Dataset entries
··········

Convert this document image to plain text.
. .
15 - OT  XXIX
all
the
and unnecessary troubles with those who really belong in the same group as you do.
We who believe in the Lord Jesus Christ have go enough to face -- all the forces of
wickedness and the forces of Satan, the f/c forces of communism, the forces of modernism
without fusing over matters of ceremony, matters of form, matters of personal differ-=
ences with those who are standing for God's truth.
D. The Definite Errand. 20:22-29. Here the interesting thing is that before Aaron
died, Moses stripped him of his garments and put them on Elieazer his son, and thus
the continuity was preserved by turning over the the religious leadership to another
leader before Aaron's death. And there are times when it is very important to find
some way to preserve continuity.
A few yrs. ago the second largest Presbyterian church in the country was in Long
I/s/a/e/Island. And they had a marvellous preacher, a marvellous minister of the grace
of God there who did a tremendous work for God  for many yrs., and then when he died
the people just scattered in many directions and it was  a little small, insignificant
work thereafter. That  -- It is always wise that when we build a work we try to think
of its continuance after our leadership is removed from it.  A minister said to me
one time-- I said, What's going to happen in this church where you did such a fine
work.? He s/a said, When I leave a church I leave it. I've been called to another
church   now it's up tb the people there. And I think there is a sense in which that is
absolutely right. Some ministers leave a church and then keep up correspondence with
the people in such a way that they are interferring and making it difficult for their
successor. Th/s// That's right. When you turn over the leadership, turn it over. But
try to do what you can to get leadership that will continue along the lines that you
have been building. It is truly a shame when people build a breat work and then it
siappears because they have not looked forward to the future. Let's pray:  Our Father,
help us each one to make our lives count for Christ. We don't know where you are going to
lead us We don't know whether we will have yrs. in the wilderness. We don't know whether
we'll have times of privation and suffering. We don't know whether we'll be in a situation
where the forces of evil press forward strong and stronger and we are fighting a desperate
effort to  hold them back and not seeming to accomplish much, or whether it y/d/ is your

··········

Each entry above is to be quoted exactly.

Convert this document image to plain text.
. .
15 - OT  XXIX
all
the
and unnecessary troubles with those who really belong in the same group as you do.
We who believe in the Lord Jesus Christ have go enough to face -- all the forces of
wickedness and the forces of Satan, the f/c forces of communism, the forces of modernism
without fusing over matters of ceremony, matters of form, matters of personal differ-=
ences with those who are standing for God's truth.
D. The Definite Errand. 20:22-29. Here the interesting thing is that before Aaron
died, Moses stripped him of his garments and put them on Elieazer his son, and thus
the continuity was preserved by turning over the the religious leadership to another
leader before Aaron's death. And there are times when it is very important to find
some way to preserve continuity.
A few yrs. ago the second largest Presbyterian church in the country was in Long
I/s/a/e/Island. And they had a marvellous preacher, a marvellous minister of the grace
of God there who did a tremendous work for God  for many yrs., and then when he died
the people just scattered in many directions and it was  a little small, insignificant
work thereafter. That  -- It is always wise that when we build a work we try to think
of its continuance after our leadership is removed from it.  A minister said to me
one time-- I said, What's going to happen in this church where you did such a fine
work.? He s/a said, When I leave a church I leave it. I've been called to another
church   now it's up tb the people there. And I think there is a sense in which that is
absolutely right. Some ministers leave a church and then keep up correspondence with
the people in such a way that they are interferring and making it difficult for their
successor. Th/s// That's right. When you turn over the leadership, turn it over. But
try to do what you can to get leadership that will continue along the lines that you
have been building. It is truly a shame when people build a breat work and then it
siappears because they have not looked forward to the future. Let's pray:  Our Father,
help us each one to make our lives count for Christ. We don't know where you are going to
lead us We don't know whether we will have yrs. in the wilderness. We don't know whether
we'll have times of privation and suffering. We don't know whether we'll be in a situation
where the forces of evil press forward strong and stronger and we are fighting a desperate
effort to  hold them back and not seeming to accomplish much, or whether it y/d/ is your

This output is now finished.